### Aim of the exercise
Output all of the records exactly as written.

:: Entries shown

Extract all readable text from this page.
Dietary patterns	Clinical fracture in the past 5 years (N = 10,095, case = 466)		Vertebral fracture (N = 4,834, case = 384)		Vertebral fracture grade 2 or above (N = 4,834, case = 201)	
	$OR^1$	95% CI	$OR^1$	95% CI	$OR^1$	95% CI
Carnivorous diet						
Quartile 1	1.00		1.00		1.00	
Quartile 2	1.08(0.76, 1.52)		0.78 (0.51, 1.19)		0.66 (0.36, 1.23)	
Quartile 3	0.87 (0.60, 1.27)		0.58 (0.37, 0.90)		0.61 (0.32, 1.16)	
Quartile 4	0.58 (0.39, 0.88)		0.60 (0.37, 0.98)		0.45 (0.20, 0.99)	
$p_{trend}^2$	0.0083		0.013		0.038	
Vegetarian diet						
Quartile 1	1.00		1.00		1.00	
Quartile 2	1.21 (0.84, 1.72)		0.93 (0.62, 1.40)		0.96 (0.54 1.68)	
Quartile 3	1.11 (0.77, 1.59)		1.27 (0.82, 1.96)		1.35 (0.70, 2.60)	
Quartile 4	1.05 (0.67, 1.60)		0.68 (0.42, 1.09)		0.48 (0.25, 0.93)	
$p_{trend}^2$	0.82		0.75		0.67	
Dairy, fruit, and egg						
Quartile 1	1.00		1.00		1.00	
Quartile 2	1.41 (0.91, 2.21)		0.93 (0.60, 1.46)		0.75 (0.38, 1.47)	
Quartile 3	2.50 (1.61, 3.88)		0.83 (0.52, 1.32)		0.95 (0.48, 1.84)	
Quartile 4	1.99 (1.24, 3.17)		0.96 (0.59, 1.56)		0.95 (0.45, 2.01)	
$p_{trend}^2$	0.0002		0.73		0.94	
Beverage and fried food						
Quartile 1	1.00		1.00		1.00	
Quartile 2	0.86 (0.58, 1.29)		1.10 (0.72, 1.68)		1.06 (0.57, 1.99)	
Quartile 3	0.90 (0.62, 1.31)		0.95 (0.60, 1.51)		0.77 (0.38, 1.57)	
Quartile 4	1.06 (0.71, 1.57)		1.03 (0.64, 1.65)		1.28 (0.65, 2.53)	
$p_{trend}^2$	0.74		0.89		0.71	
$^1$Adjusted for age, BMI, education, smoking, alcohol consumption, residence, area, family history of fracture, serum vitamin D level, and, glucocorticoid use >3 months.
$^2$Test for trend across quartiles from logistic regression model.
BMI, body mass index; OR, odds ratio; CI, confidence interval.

::::

### Exercise solution
Extract all readable text from this page.
Dietary patterns	Clinical fracture in the past 5 years (N = 10,095, case = 466)		Vertebral fracture (N = 4,834, case = 384)		Vertebral fracture grade 2 or above (N = 4,834, case = 201)	
	$OR^1$	95% CI	$OR^1$	95% CI	$OR^1$	95% CI
Carnivorous diet						
Quartile 1	1.00		1.00		1.00	
Quartile 2	1.08(0.76, 1.52)		0.78 (0.51, 1.19)		0.66 (0.36, 1.23)	
Quartile 3	0.87 (0.60, 1.27)		0.58 (0.37, 0.90)		0.61 (0.32, 1.16)	
Quartile 4	0.58 (0.39, 0.88)		0.60 (0.37, 0.98)		0.45 (0.20, 0.99)	
$p_{trend}^2$	0.0083		0.013		0.038	
Vegetarian diet						
Quartile 1	1.00		1.00		1.00	
Quartile 2	1.21 (0.84, 1.72)		0.93 (0.62, 1.40)		0.96 (0.54 1.68)	
Quartile 3	1.11 (0.77, 1.59)		1.27 (0.82, 1.96)		1.35 (0.70, 2.60)	
Quartile 4	1.05 (0.67, 1.60)		0.68 (0.42, 1.09)		0.48 (0.25, 0.93)	
$p_{trend}^2$	0.82		0.75		0.67	
Dairy, fruit, and egg						
Quartile 1	1.00		1.00		1.00	
Quartile 2	1.41 (0.91, 2.21)		0.93 (0.60, 1.46)		0.75 (0.38, 1.47)	
Quartile 3	2.50 (1.61, 3.88)		0.83 (0.52, 1.32)		0.95 (0.48, 1.84)	
Quartile 4	1.99 (1.24, 3.17)		0.96 (0.59, 1.56)		0.95 (0.45, 2.01)	
$p_{trend}^2$	0.0002		0.73		0.94	
Beverage and fried food						
Quartile 1	1.00		1.00		1.00	
Quartile 2	0.86 (0.58, 1.29)		1.10 (0.72, 1.68)		1.06 (0.57, 1.99)	
Quartile 3	0.90 (0.62, 1.31)		0.95 (0.60, 1.51)		0.77 (0.38, 1.57)	
Quartile 4	1.06 (0.71, 1.57)		1.03 (0.64, 1.65)		1.28 (0.65, 2.53)	
$p_{trend}^2$	0.74		0.89		0.71	
$^1$Adjusted for age, BMI, education, smoking, alcohol consumption, residence, area, family history of fracture, serum vitamin D level, and, glucocorticoid use >3 months.
$^2$Test for trend across quartiles from logistic regression model.
BMI, body mass index; OR, odds ratio; CI, confidence interval.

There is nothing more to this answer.